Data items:
* Start *
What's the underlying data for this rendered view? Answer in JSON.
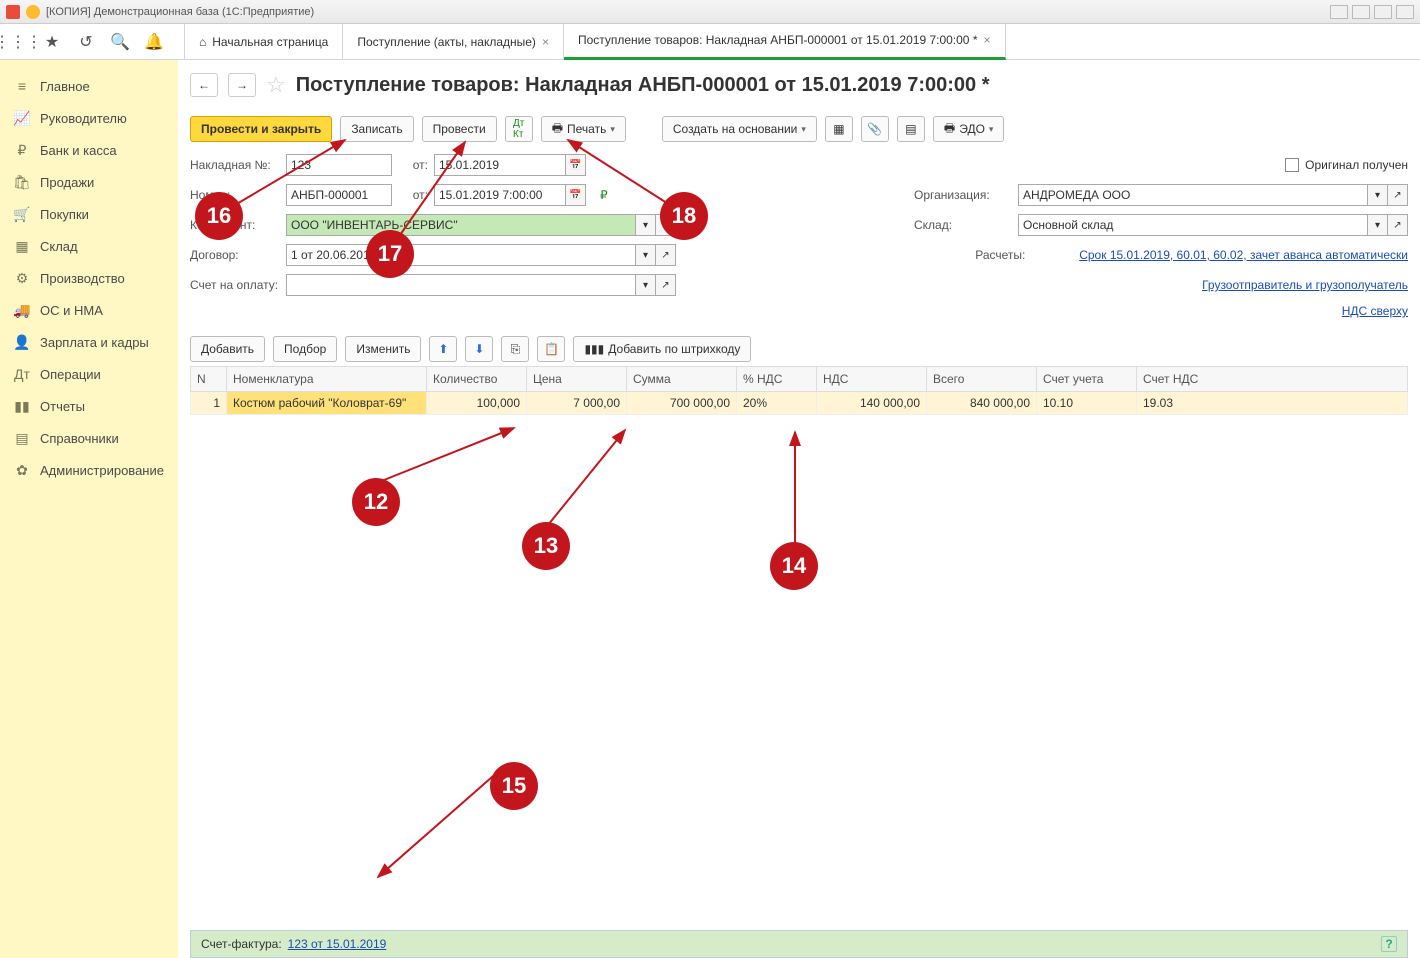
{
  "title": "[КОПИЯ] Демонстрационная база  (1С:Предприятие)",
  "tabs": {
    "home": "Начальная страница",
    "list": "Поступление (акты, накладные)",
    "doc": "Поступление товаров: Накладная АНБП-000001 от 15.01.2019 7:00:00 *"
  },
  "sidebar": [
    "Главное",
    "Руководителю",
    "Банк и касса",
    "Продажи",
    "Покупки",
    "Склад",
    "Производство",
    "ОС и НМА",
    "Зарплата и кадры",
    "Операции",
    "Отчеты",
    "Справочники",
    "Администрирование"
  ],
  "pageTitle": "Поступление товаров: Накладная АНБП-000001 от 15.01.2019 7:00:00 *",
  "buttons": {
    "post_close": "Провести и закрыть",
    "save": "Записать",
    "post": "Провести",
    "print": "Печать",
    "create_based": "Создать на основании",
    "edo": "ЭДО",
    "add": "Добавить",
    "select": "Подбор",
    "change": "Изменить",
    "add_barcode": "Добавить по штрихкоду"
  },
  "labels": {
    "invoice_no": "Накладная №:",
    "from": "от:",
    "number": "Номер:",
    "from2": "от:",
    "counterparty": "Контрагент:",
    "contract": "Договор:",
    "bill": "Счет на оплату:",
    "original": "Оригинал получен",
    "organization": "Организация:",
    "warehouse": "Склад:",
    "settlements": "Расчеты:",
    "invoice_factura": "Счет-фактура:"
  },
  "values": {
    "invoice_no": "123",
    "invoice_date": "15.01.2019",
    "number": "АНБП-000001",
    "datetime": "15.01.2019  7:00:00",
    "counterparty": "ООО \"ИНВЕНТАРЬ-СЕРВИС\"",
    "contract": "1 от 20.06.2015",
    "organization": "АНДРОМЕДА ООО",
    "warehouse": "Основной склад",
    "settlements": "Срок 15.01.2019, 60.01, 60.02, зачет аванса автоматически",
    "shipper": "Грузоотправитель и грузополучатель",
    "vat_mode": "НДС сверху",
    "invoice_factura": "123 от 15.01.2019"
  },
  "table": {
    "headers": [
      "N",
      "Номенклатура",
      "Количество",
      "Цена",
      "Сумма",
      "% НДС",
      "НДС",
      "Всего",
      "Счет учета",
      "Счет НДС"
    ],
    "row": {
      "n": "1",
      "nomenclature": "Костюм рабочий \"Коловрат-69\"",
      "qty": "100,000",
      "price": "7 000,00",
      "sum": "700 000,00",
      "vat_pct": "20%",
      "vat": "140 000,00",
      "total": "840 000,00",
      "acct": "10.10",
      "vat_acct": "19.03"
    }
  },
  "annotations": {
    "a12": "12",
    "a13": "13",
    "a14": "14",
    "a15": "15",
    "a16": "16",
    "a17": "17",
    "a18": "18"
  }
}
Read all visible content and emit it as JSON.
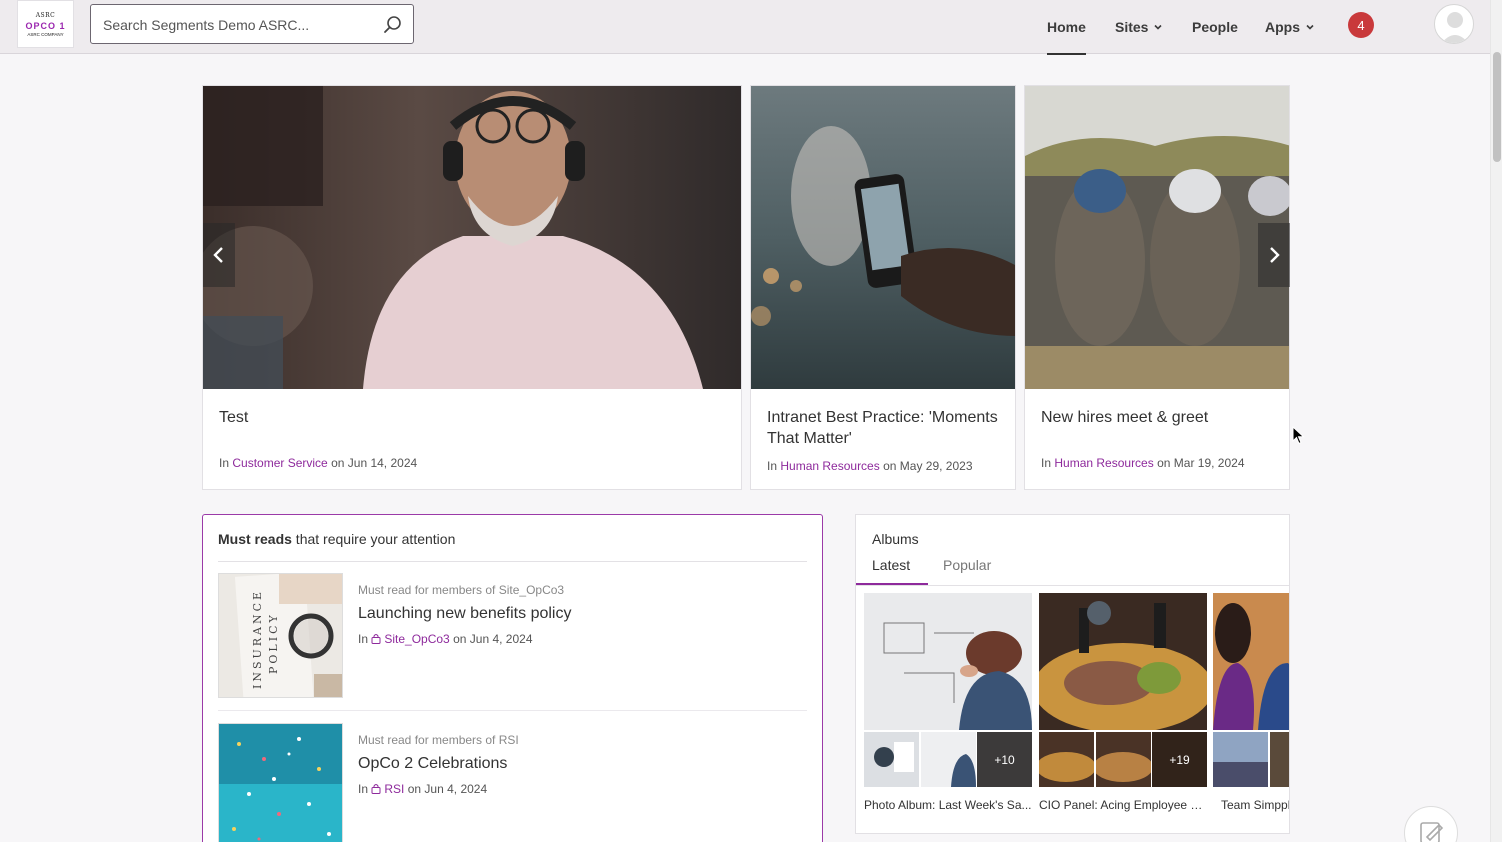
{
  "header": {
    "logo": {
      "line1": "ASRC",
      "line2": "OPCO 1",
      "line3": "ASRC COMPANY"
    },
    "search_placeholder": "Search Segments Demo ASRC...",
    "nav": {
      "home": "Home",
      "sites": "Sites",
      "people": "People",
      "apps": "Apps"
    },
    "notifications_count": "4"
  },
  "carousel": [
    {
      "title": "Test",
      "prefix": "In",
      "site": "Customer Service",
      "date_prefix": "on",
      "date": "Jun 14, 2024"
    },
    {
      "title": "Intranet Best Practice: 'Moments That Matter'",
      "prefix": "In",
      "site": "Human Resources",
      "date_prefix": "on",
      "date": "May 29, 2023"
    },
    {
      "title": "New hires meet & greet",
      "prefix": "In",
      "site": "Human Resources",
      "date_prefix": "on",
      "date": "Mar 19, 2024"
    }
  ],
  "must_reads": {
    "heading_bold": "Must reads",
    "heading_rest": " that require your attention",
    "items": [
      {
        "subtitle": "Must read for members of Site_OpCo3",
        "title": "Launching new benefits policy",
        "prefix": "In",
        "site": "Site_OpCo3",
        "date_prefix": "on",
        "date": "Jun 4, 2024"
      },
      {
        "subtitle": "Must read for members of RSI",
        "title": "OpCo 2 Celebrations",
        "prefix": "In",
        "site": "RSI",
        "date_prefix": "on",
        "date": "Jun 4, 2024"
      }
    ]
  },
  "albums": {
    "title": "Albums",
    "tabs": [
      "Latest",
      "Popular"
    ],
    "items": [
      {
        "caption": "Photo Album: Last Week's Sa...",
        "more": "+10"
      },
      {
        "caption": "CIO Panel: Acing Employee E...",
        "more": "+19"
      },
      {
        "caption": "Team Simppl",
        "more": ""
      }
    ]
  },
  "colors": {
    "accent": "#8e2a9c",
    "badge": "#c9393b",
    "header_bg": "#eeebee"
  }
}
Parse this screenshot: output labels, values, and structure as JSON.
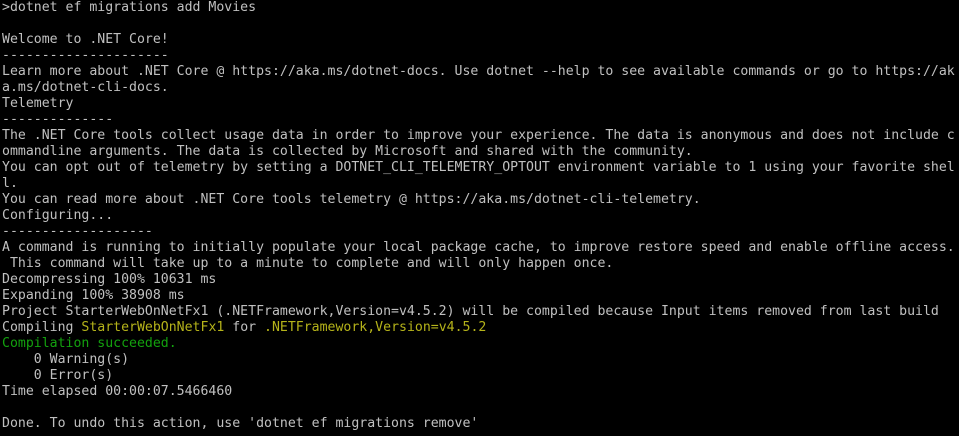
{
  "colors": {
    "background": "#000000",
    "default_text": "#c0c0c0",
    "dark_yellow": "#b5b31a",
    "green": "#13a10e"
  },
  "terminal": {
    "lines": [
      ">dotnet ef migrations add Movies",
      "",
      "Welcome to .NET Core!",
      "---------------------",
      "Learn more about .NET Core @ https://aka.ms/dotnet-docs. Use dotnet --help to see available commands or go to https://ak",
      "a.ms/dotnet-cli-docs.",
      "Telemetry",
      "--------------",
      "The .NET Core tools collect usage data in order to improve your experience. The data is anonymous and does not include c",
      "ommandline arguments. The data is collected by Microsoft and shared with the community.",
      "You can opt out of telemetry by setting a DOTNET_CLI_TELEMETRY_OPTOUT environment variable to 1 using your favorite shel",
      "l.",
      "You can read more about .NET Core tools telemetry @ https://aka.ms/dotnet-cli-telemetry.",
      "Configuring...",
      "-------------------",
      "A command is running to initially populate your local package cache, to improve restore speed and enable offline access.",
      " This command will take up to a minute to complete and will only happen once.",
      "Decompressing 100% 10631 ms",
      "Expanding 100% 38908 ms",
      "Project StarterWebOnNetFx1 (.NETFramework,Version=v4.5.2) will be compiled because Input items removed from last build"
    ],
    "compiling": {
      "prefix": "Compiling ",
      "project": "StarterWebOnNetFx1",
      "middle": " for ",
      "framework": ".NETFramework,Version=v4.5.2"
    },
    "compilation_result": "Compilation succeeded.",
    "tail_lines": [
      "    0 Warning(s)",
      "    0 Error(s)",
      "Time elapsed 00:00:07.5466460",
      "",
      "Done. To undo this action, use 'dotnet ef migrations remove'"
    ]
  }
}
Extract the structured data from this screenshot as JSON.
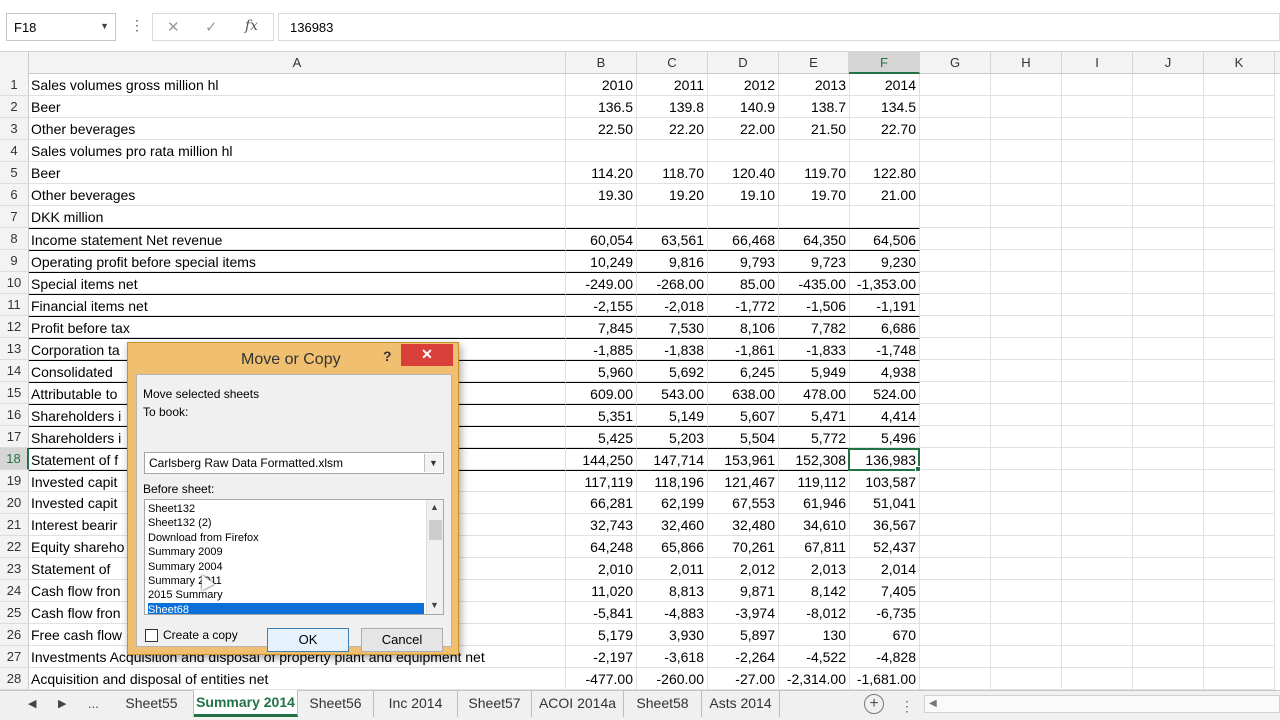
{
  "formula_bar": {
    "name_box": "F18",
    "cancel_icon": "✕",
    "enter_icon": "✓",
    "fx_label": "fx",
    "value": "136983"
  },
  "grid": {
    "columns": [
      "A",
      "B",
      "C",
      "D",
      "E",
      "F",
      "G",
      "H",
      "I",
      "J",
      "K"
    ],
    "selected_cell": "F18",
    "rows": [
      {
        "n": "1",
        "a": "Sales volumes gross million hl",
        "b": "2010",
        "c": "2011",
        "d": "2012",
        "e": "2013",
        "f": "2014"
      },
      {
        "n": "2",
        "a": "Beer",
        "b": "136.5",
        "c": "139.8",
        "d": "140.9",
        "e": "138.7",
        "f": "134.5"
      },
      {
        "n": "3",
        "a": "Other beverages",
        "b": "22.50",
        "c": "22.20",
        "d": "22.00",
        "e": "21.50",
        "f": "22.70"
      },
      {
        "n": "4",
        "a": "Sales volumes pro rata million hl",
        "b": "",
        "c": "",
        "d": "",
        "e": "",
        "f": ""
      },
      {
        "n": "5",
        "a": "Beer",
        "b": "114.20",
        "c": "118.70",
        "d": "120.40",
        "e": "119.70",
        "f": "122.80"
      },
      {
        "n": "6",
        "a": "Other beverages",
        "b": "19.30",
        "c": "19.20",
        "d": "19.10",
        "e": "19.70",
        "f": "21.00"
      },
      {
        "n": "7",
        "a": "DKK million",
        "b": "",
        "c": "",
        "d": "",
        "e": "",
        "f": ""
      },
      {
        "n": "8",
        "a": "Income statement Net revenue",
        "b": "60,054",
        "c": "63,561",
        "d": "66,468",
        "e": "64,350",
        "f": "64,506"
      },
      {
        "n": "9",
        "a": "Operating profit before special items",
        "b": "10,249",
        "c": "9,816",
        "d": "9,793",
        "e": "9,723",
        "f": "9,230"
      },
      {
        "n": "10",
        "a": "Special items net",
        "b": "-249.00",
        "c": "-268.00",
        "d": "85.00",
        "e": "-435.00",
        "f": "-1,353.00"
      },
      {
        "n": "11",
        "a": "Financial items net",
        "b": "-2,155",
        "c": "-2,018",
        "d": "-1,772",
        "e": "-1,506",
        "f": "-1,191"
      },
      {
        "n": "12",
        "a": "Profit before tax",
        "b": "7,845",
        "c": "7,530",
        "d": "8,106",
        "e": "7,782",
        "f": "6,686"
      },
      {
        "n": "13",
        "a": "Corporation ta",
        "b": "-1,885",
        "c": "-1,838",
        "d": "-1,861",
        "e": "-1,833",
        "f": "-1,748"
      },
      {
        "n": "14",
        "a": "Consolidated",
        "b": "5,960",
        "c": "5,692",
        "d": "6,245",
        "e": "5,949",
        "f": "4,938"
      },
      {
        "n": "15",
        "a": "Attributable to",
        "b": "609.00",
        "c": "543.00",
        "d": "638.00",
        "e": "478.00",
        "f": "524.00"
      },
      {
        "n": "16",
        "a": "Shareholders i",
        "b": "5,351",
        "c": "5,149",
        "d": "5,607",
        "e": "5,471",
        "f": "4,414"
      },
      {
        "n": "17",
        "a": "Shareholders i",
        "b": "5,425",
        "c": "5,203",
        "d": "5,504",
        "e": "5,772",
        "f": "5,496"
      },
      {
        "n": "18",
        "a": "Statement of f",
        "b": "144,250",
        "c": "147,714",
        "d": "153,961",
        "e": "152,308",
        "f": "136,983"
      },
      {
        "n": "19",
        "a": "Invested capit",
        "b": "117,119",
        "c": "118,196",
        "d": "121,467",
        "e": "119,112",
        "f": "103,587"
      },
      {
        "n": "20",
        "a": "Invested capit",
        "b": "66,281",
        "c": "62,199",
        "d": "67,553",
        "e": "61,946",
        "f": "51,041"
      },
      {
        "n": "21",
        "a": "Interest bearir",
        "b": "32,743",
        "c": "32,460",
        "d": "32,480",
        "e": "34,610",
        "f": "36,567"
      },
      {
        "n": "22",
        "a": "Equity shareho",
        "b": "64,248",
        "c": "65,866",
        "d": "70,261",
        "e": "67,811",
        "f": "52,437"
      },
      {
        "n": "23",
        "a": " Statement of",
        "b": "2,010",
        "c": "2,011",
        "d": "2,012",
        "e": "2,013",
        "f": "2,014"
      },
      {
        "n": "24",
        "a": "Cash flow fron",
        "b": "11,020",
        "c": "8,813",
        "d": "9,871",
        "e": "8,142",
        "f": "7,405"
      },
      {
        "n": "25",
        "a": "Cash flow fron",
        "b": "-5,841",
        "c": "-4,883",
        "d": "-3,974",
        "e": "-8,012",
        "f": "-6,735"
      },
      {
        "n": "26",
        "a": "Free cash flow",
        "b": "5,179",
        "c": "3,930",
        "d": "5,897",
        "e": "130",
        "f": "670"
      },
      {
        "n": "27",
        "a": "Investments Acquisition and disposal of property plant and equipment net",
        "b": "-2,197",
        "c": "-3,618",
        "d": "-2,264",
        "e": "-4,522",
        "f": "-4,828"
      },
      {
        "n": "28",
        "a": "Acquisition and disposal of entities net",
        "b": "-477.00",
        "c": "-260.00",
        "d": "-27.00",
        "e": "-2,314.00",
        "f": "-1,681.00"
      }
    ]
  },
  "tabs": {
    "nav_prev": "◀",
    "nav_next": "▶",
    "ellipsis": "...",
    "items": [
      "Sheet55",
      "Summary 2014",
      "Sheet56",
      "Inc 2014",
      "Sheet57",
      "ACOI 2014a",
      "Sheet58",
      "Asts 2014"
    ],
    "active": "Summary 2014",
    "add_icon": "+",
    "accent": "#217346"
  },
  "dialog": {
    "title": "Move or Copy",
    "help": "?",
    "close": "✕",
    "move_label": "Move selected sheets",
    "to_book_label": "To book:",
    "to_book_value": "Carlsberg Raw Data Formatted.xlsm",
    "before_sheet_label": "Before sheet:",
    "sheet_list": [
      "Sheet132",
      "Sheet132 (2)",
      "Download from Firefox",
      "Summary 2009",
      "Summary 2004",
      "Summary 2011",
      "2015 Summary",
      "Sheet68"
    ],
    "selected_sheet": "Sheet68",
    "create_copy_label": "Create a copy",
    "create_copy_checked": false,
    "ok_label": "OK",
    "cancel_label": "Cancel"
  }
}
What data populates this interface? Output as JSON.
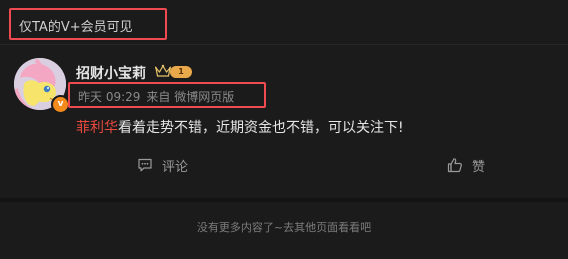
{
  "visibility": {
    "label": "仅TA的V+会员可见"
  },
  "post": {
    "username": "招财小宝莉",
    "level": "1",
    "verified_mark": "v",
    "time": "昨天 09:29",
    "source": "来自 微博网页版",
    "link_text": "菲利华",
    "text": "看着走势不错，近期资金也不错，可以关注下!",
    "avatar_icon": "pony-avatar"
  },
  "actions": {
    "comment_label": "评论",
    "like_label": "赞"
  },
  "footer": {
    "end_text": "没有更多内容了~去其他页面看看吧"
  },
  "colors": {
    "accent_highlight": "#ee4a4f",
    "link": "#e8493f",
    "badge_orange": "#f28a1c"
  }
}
* End *
Search the lines for "ASRC". Copy each line that has it.

      "line1": "ASRC",
      "line3": "ASRC COMPANY"
    "search_placeholder": "Search Segments Demo ASRC...",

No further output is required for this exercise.